Task instructions —
Repeat the data below exactly, dropping any pictures it holds.

Data items —
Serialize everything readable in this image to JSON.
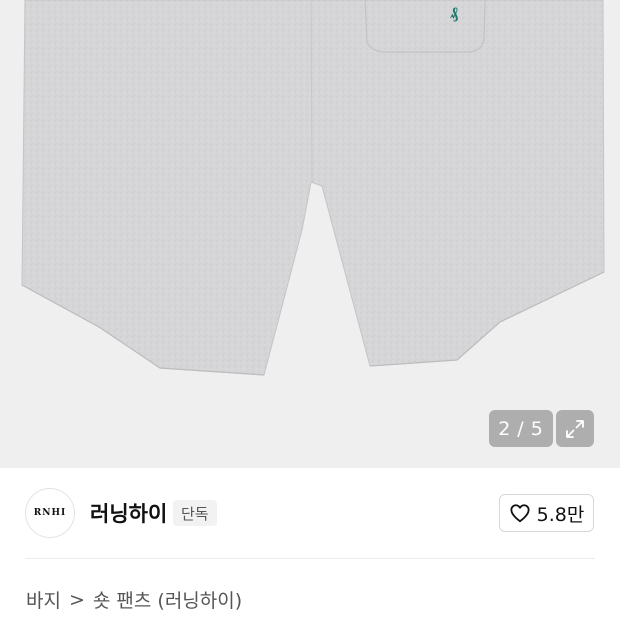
{
  "gallery": {
    "current": "2",
    "separator": "/",
    "total": "5",
    "background": "#efefef",
    "fabric_color": "#d5d5d7",
    "logo_color": "#1f7a6b"
  },
  "brand": {
    "logo_text": "RNHI",
    "name": "러닝하이",
    "badge": "단독"
  },
  "like": {
    "count": "5.8만"
  },
  "breadcrumb": {
    "items": [
      "바지",
      "숏 팬츠 (러닝하이)"
    ],
    "separator": ">"
  }
}
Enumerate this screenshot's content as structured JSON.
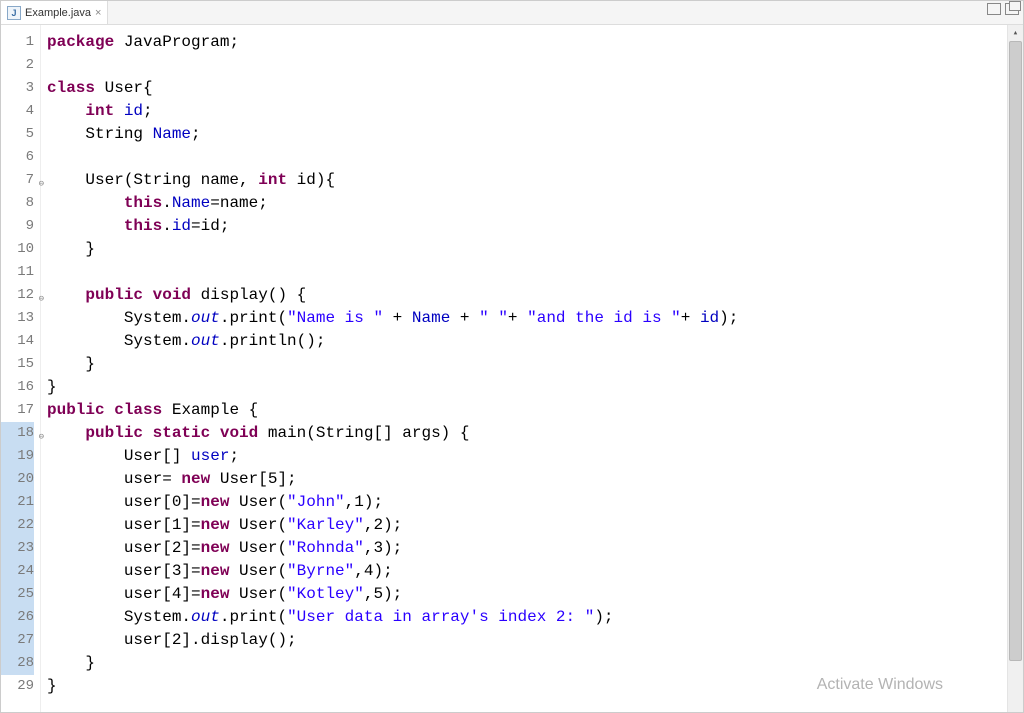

Response to this exercise —
Serialize everything readable in this image to JSON.
{
  "gallery": {
    "current": "2",
    "separator": "/",
    "total": "5",
    "background": "#efefef",
    "fabric_color": "#d5d5d7",
    "logo_color": "#1f7a6b"
  },
  "brand": {
    "logo_text": "RNHI",
    "name": "러닝하이",
    "badge": "단독"
  },
  "like": {
    "count": "5.8만"
  },
  "breadcrumb": {
    "items": [
      "바지",
      "숏 팬츠 (러닝하이)"
    ],
    "separator": ">"
  }
}
Enumerate this screenshot's content as structured JSON.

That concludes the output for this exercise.